Saved data entries:
────────────────────────────────────────

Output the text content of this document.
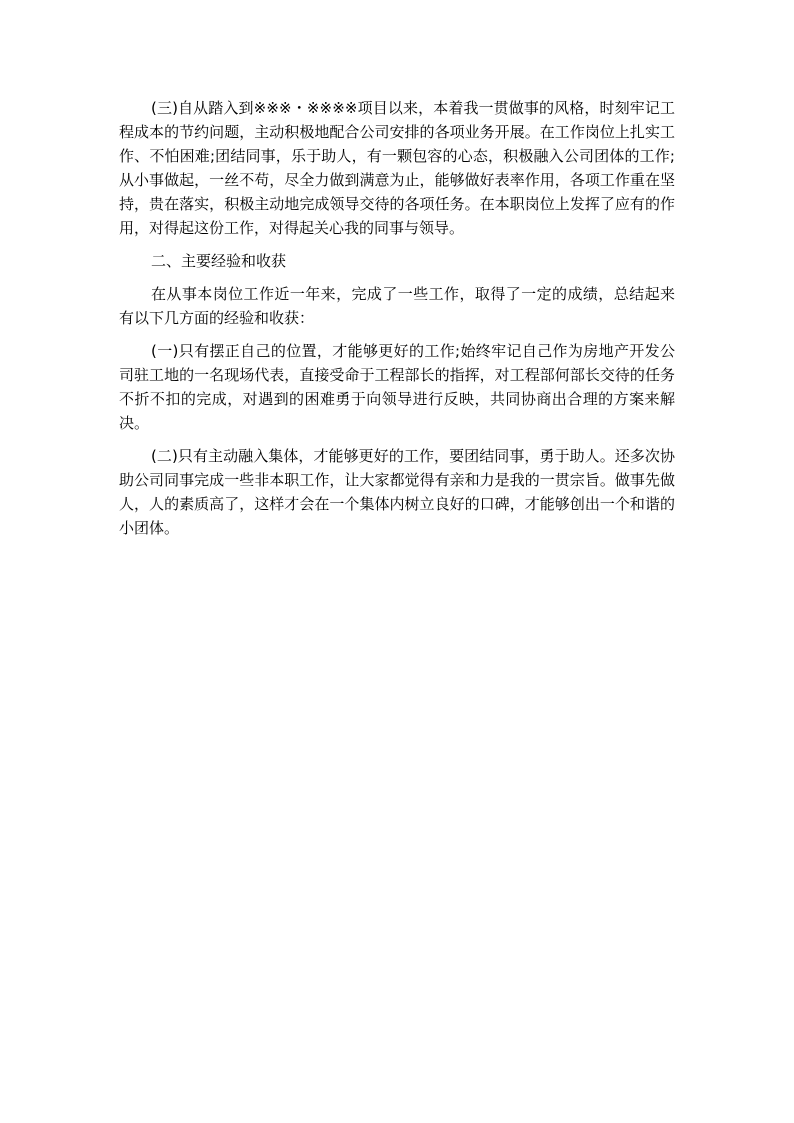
(三)自从踏入到※※※・※※※※项目以来，本着我一贯做事的风格，时刻牢记工程成本的节约问题，主动积极地配合公司安排的各项业务开展。在工作岗位上扎实工作、不怕困难;团结同事，乐于助人，有一颗包容的心态，积极融入公司团体的工作;从小事做起，一丝不苟，尽全力做到满意为止，能够做好表率作用，各项工作重在坚持，贵在落实，积极主动地完成领导交待的各项任务。在本职岗位上发挥了应有的作用，对得起这份工作，对得起关心我的同事与领导。

二、主要经验和收获

在从事本岗位工作近一年来，完成了一些工作，取得了一定的成绩，总结起来有以下几方面的经验和收获：

(一)只有摆正自己的位置，才能够更好的工作;始终牢记自己作为房地产开发公司驻工地的一名现场代表，直接受命于工程部长的指挥，对工程部何部长交待的任务不折不扣的完成，对遇到的困难勇于向领导进行反映，共同协商出合理的方案来解决。

(二)只有主动融入集体，才能够更好的工作，要团结同事，勇于助人。还多次协助公司同事完成一些非本职工作，让大家都觉得有亲和力是我的一贯宗旨。做事先做人，人的素质高了，这样才会在一个集体内树立良好的口碑，才能够创出一个和谐的小团体。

────────────────────────────────────────

Exercise prompt:
Write out the full listing verbatim, excluding its pictures.

Answer for the task:
Output the text content of this document.
(三)自从踏入到※※※・※※※※项目以来，本着我一贯做事的风格，时刻牢记工程成本的节约问题，主动积极地配合公司安排的各项业务开展。在工作岗位上扎实工作、不怕困难;团结同事，乐于助人，有一颗包容的心态，积极融入公司团体的工作;从小事做起，一丝不苟，尽全力做到满意为止，能够做好表率作用，各项工作重在坚持，贵在落实，积极主动地完成领导交待的各项任务。在本职岗位上发挥了应有的作用，对得起这份工作，对得起关心我的同事与领导。

二、主要经验和收获

在从事本岗位工作近一年来，完成了一些工作，取得了一定的成绩，总结起来有以下几方面的经验和收获：

(一)只有摆正自己的位置，才能够更好的工作;始终牢记自己作为房地产开发公司驻工地的一名现场代表，直接受命于工程部长的指挥，对工程部何部长交待的任务不折不扣的完成，对遇到的困难勇于向领导进行反映，共同协商出合理的方案来解决。

(二)只有主动融入集体，才能够更好的工作，要团结同事，勇于助人。还多次协助公司同事完成一些非本职工作，让大家都觉得有亲和力是我的一贯宗旨。做事先做人，人的素质高了，这样才会在一个集体内树立良好的口碑，才能够创出一个和谐的小团体。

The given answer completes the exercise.